§ **The request**:
Write out the complete material exactly as it stands.

[Figure data in JSON]
---------------
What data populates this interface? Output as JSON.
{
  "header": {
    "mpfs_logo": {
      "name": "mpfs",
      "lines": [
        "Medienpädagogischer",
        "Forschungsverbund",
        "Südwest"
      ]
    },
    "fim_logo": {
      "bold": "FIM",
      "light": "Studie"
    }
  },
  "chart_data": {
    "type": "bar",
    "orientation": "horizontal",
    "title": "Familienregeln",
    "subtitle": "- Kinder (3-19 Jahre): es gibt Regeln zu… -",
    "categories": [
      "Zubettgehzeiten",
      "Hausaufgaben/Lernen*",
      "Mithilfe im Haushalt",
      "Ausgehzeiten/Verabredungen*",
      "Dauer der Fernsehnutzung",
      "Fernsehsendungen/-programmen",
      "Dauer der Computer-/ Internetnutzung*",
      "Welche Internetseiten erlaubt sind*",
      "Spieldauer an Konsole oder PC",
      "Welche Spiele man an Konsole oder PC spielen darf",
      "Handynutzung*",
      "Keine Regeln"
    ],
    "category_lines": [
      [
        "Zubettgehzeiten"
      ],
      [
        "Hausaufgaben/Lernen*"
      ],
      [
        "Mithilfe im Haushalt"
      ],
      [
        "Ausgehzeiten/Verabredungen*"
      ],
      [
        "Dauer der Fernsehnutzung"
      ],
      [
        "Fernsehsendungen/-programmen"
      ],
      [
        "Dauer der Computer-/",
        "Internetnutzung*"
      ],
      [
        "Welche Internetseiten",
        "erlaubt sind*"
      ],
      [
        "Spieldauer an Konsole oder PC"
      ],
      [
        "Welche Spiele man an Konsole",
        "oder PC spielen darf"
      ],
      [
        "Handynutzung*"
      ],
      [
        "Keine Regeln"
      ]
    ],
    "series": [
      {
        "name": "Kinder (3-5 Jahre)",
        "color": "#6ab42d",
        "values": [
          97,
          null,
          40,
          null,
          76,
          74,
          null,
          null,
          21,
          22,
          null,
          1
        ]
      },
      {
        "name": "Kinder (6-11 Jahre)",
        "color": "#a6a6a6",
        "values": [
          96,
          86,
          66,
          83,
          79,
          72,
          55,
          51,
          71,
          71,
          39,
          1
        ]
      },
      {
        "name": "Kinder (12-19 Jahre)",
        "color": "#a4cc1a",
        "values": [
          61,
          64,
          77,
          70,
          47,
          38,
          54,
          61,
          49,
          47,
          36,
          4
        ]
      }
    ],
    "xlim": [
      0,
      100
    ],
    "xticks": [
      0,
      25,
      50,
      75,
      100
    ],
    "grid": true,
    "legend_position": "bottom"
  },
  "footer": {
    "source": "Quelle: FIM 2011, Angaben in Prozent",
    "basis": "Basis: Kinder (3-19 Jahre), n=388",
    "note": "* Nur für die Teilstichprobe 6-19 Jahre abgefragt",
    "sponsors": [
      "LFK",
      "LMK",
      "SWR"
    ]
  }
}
---------------
§ **Correct result**:
What data populates this interface? Output as JSON.
{
  "header": {
    "mpfs_logo": {
      "name": "mpfs",
      "lines": [
        "Medienpädagogischer",
        "Forschungsverbund",
        "Südwest"
      ]
    },
    "fim_logo": {
      "bold": "FIM",
      "light": "Studie"
    }
  },
  "chart_data": {
    "type": "bar",
    "orientation": "horizontal",
    "title": "Familienregeln",
    "subtitle": "- Kinder (3-19 Jahre): es gibt Regeln zu… -",
    "categories": [
      "Zubettgehzeiten",
      "Hausaufgaben/Lernen*",
      "Mithilfe im Haushalt",
      "Ausgehzeiten/Verabredungen*",
      "Dauer der Fernsehnutzung",
      "Fernsehsendungen/-programmen",
      "Dauer der Computer-/ Internetnutzung*",
      "Welche Internetseiten erlaubt sind*",
      "Spieldauer an Konsole oder PC",
      "Welche Spiele man an Konsole oder PC spielen darf",
      "Handynutzung*",
      "Keine Regeln"
    ],
    "category_lines": [
      [
        "Zubettgehzeiten"
      ],
      [
        "Hausaufgaben/Lernen*"
      ],
      [
        "Mithilfe im Haushalt"
      ],
      [
        "Ausgehzeiten/Verabredungen*"
      ],
      [
        "Dauer der Fernsehnutzung"
      ],
      [
        "Fernsehsendungen/-programmen"
      ],
      [
        "Dauer der Computer-/",
        "Internetnutzung*"
      ],
      [
        "Welche Internetseiten",
        "erlaubt sind*"
      ],
      [
        "Spieldauer an Konsole oder PC"
      ],
      [
        "Welche Spiele man an Konsole",
        "oder PC spielen darf"
      ],
      [
        "Handynutzung*"
      ],
      [
        "Keine Regeln"
      ]
    ],
    "series": [
      {
        "name": "Kinder (3-5 Jahre)",
        "color": "#6ab42d",
        "values": [
          97,
          null,
          40,
          null,
          76,
          74,
          null,
          null,
          21,
          22,
          null,
          1
        ]
      },
      {
        "name": "Kinder (6-11 Jahre)",
        "color": "#a6a6a6",
        "values": [
          96,
          86,
          66,
          83,
          79,
          72,
          55,
          51,
          71,
          71,
          39,
          1
        ]
      },
      {
        "name": "Kinder (12-19 Jahre)",
        "color": "#a4cc1a",
        "values": [
          61,
          64,
          77,
          70,
          47,
          38,
          54,
          61,
          49,
          47,
          36,
          4
        ]
      }
    ],
    "xlim": [
      0,
      100
    ],
    "xticks": [
      0,
      25,
      50,
      75,
      100
    ],
    "grid": true,
    "legend_position": "bottom"
  },
  "footer": {
    "source": "Quelle: FIM 2011, Angaben in Prozent",
    "basis": "Basis: Kinder (3-19 Jahre), n=388",
    "note": "* Nur für die Teilstichprobe 6-19 Jahre abgefragt",
    "sponsors": [
      "LFK",
      "LMK",
      "SWR"
    ]
  }
}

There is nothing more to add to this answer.